| Aim of the exercise |
Please write out the lines between the one holding "x-tick-label: Jun 17 20:24" and the one holding "point bbox=[281, 251, 287, 258]", inclusive, reproducing each without any change.

[START Supplied data]

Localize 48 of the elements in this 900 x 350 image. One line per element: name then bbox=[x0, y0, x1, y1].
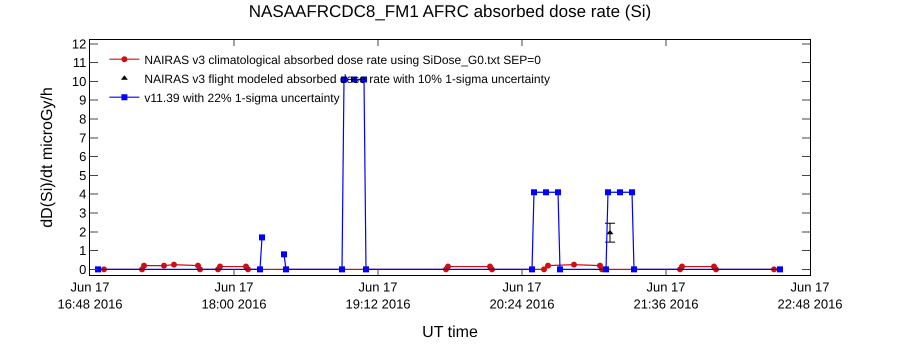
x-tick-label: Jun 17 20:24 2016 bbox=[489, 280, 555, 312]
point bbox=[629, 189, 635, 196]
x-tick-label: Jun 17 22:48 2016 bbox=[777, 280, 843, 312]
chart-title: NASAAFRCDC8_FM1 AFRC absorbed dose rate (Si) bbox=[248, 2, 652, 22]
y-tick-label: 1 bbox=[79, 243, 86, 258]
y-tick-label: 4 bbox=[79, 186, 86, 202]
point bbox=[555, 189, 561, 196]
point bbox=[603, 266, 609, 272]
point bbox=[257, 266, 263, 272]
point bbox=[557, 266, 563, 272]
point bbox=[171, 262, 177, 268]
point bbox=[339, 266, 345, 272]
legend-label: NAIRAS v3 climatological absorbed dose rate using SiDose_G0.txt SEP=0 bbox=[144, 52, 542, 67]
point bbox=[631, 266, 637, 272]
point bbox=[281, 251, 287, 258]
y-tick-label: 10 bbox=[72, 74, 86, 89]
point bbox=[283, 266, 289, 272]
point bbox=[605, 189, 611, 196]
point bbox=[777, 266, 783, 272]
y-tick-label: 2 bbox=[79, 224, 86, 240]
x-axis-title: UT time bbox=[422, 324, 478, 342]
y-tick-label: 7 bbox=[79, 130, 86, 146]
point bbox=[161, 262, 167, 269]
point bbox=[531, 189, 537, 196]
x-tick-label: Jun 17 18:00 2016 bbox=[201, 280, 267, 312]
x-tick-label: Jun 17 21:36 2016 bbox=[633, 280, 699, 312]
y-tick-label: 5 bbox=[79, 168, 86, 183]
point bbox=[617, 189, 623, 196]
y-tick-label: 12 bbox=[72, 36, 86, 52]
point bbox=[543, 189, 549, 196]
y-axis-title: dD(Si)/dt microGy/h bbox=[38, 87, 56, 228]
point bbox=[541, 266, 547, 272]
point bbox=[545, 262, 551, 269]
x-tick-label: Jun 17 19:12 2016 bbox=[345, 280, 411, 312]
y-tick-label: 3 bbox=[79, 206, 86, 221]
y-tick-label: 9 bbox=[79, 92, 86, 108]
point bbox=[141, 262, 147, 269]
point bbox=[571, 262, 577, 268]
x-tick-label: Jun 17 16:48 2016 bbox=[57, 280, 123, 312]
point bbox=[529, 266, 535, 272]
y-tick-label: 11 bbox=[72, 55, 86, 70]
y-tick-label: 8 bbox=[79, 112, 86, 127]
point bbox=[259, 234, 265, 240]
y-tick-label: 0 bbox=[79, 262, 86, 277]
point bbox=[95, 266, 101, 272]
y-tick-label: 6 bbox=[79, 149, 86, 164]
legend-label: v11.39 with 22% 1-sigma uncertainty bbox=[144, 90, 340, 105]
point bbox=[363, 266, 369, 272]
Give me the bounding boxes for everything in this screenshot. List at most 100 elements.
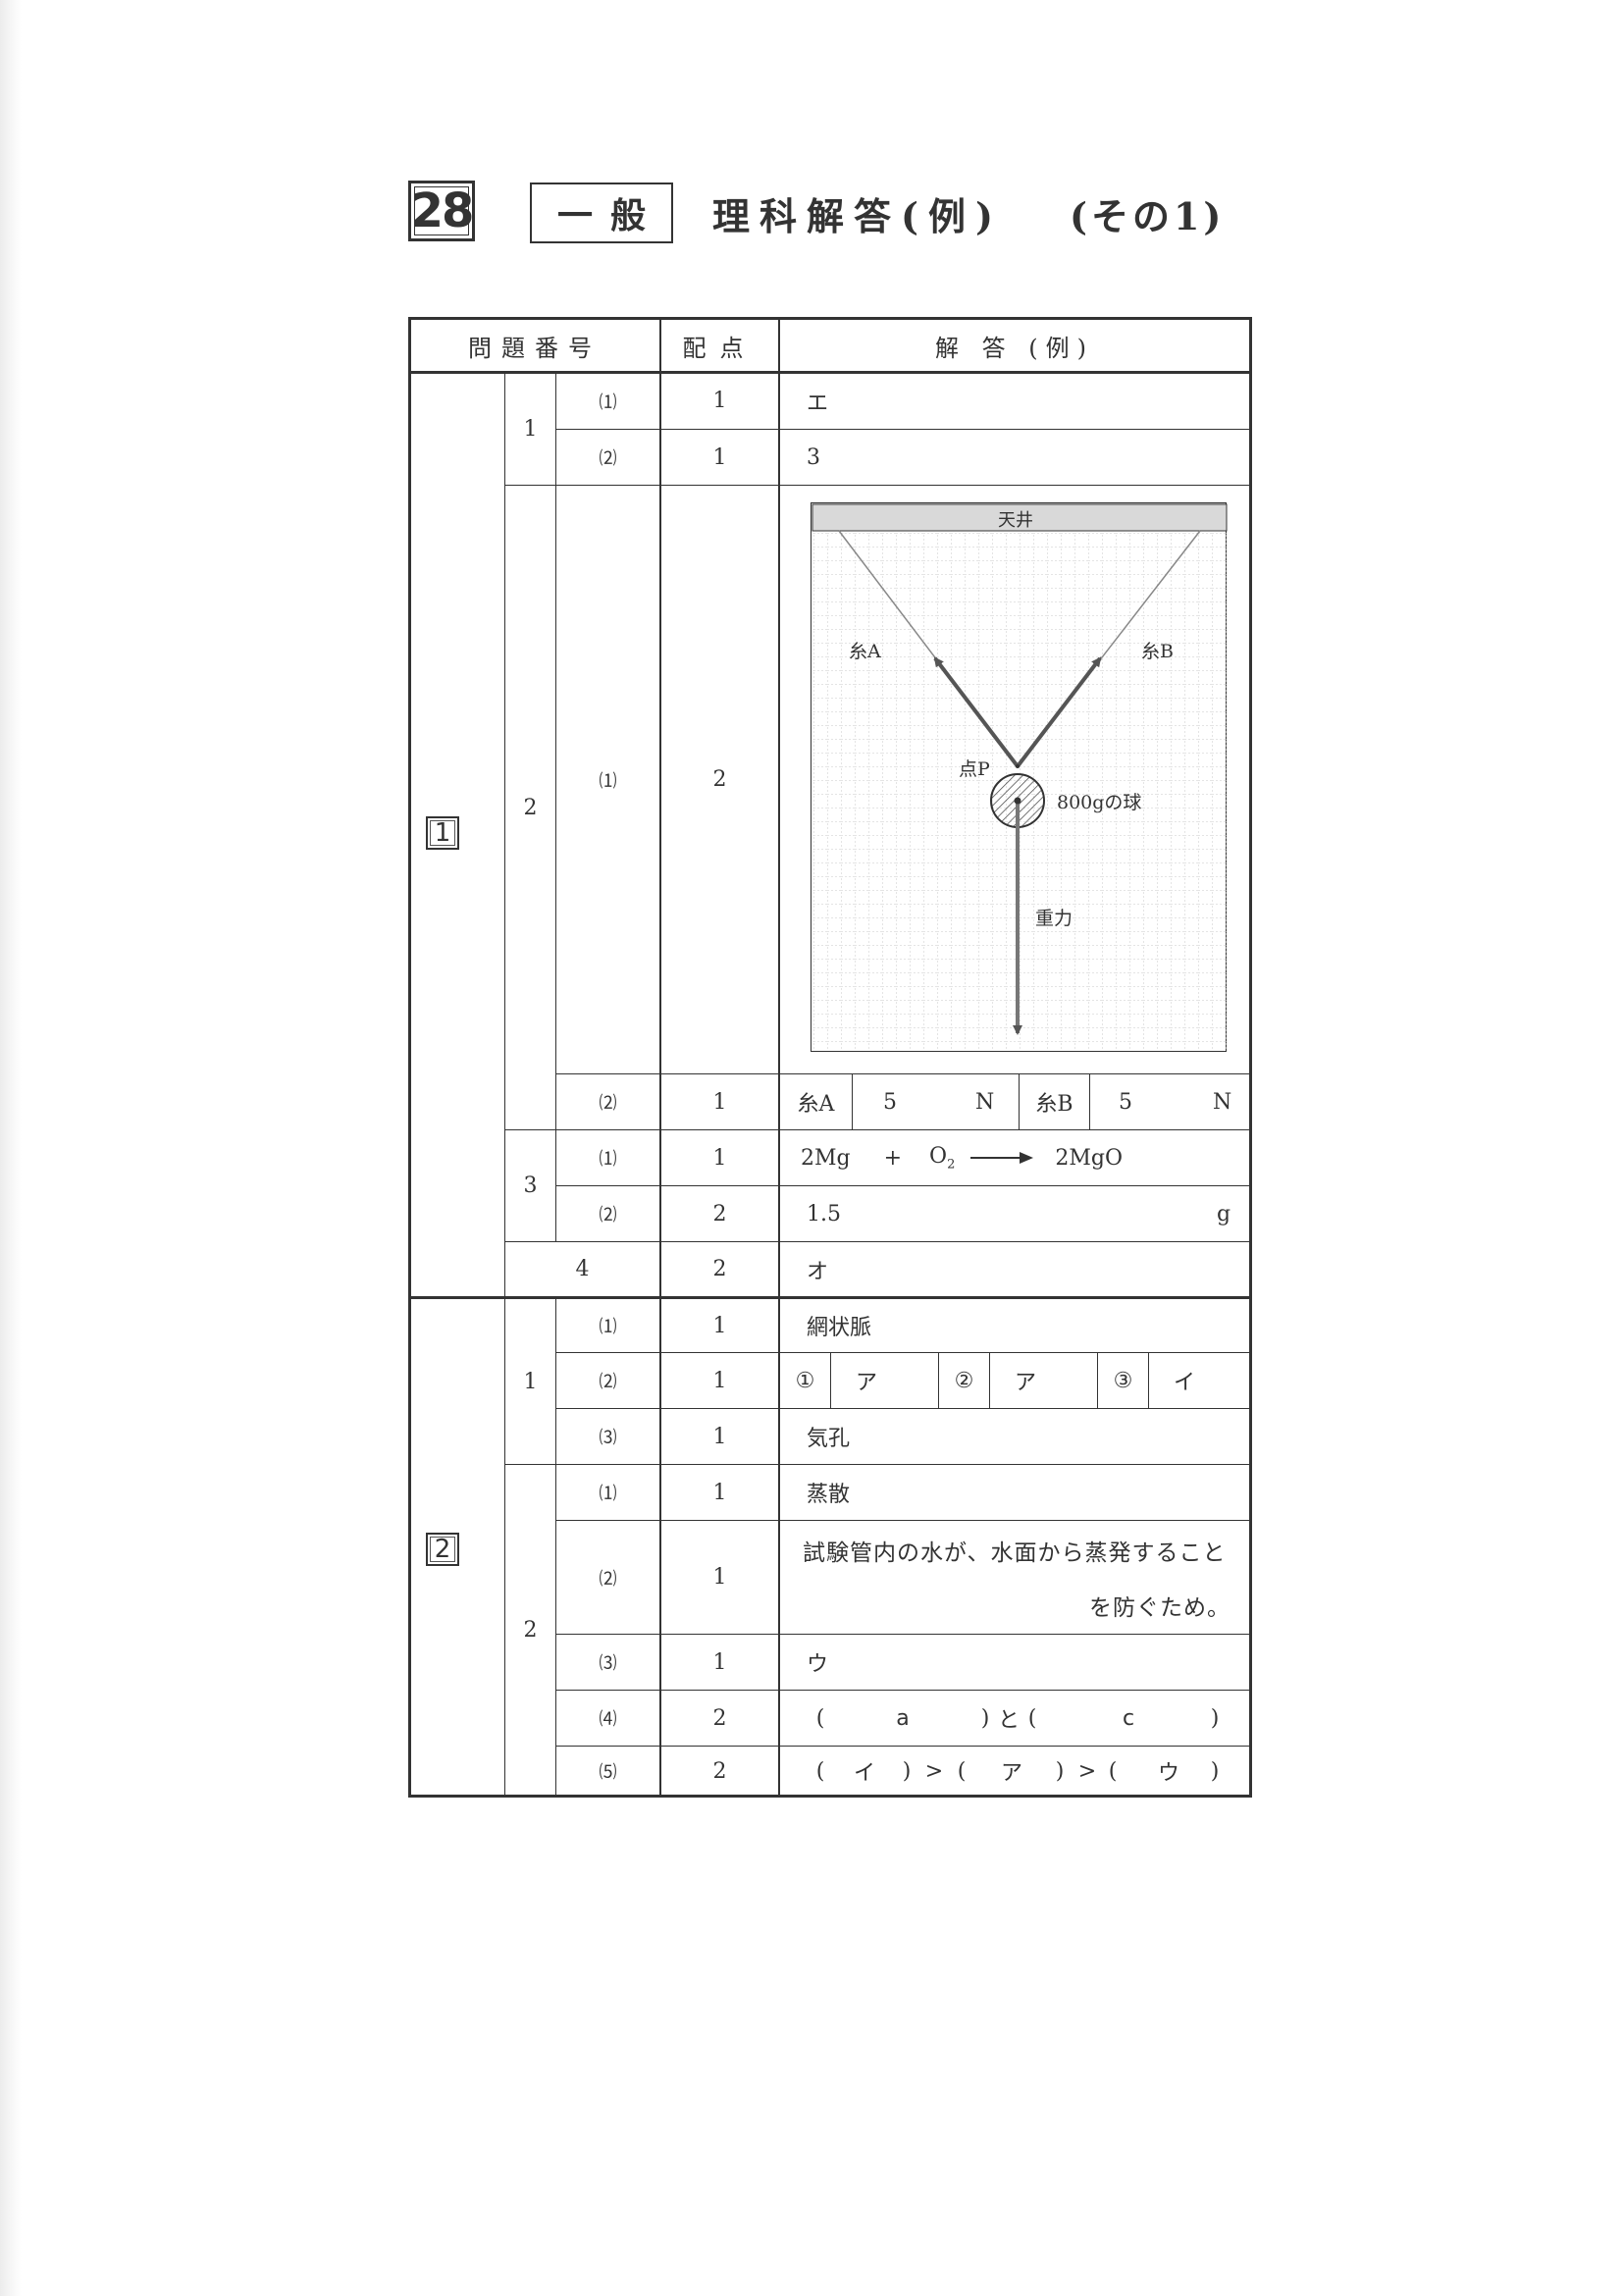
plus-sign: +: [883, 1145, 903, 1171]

[END Supplied data]

| Response to this task |
x-tick-label: Jun 17 20:24 2016 bbox=[489, 280, 555, 312]
point bbox=[629, 189, 635, 196]
x-tick-label: Jun 17 22:48 2016 bbox=[777, 280, 843, 312]
chart-title: NASAAFRCDC8_FM1 AFRC absorbed dose rate (Si) bbox=[248, 2, 652, 22]
y-tick-label: 1 bbox=[79, 243, 86, 258]
y-tick-label: 4 bbox=[79, 186, 86, 202]
point bbox=[555, 189, 561, 196]
point bbox=[603, 266, 609, 272]
point bbox=[257, 266, 263, 272]
point bbox=[557, 266, 563, 272]
point bbox=[171, 262, 177, 268]
point bbox=[339, 266, 345, 272]
legend-label: NAIRAS v3 climatological absorbed dose rate using SiDose_G0.txt SEP=0 bbox=[144, 52, 542, 67]
point bbox=[631, 266, 637, 272]
point bbox=[281, 251, 287, 258]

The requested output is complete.